What you will do:
Copy out all the entries exactly.

Material to process:

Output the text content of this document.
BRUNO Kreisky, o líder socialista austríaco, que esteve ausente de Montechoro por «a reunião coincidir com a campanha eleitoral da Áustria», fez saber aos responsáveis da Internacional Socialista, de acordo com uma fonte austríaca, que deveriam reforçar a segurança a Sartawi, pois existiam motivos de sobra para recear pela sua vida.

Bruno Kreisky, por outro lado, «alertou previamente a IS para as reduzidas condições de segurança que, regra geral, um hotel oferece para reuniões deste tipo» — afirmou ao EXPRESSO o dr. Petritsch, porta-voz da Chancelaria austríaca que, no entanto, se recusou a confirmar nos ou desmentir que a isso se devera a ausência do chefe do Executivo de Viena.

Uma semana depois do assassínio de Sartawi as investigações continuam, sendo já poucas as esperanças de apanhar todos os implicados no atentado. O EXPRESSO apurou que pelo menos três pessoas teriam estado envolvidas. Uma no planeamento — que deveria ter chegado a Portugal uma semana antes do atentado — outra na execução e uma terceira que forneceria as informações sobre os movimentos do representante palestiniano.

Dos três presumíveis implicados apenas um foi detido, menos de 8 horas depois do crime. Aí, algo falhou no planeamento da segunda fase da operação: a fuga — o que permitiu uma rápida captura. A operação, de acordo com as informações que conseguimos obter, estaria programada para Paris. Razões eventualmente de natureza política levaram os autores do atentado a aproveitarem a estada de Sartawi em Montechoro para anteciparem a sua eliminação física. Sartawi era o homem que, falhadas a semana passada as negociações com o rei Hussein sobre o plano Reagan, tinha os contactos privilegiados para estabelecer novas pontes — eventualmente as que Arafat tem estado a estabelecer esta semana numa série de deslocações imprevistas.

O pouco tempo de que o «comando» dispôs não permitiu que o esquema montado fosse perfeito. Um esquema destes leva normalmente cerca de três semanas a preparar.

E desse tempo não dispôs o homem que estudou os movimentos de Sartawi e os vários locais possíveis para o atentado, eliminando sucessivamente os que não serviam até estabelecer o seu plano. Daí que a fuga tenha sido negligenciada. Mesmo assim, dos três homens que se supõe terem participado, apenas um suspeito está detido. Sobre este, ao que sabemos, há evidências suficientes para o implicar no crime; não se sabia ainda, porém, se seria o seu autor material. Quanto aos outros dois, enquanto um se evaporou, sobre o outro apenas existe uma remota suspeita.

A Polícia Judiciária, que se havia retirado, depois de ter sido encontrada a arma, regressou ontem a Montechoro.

Solution for this exercise:
Output the text content of this document.
BRUNO Kreisky, o líder socialista austríaco, que esteve ausente de Montechoro por «a reunião coincidir com a campanha eleitoral da Áustria», fez saber aos responsáveis da Internacional Socialista, de acordo com uma fonte austríaca, que deveriam reforçar a segurança a Sartawi, pois existiam motivos de sobra para recear pela sua vida.

Bruno Kreisky, por outro lado, «alertou previamente a IS para as reduzidas condições de segurança que, regra geral, um hotel oferece para reuniões deste tipo» — afirmou ao EXPRESSO o dr. Petritsch, porta-voz da Chancelaria austríaca que, no entanto, se recusou a confirmar nos ou desmentir que a isso se devera a ausência do chefe do Executivo de Viena.

Uma semana depois do assassínio de Sartawi as investigações continuam, sendo já poucas as esperanças de apanhar todos os implicados no atentado. O EXPRESSO apurou que pelo menos três pessoas teriam estado envolvidas. Uma no planeamento — que deveria ter chegado a Portugal uma semana antes do atentado — outra na execução e uma terceira que forneceria as informações sobre os movimentos do representante palestiniano.

Dos três presumíveis implicados apenas um foi detido, menos de 8 horas depois do crime. Aí, algo falhou no planeamento da segunda fase da operação: a fuga — o que permitiu uma rápida captura. A operação, de acordo com as informações que conseguimos obter, estaria programada para Paris. Razões eventualmente de natureza política levaram os autores do atentado a aproveitarem a estada de Sartawi em Montechoro para anteciparem a sua eliminação física. Sartawi era o homem que, falhadas a semana passada as negociações com o rei Hussein sobre o plano Reagan, tinha os contactos privilegiados para estabelecer novas pontes — eventualmente as que Arafat tem estado a estabelecer esta semana numa série de deslocações imprevistas.

O pouco tempo de que o «comando» dispôs não permitiu que o esquema montado fosse perfeito. Um esquema destes leva normalmente cerca de três semanas a preparar.

E desse tempo não dispôs o homem que estudou os movimentos de Sartawi e os vários locais possíveis para o atentado, eliminando sucessivamente os que não serviam até estabelecer o seu plano. Daí que a fuga tenha sido negligenciada. Mesmo assim, dos três homens que se supõe terem participado, apenas um suspeito está detido. Sobre este, ao que sabemos, há evidências suficientes para o implicar no crime; não se sabia ainda, porém, se seria o seu autor material. Quanto aos outros dois, enquanto um se evaporou, sobre o outro apenas existe uma remota suspeita.

A Polícia Judiciária, que se havia retirado, depois de ter sido encontrada a arma, regressou ontem a Montechoro.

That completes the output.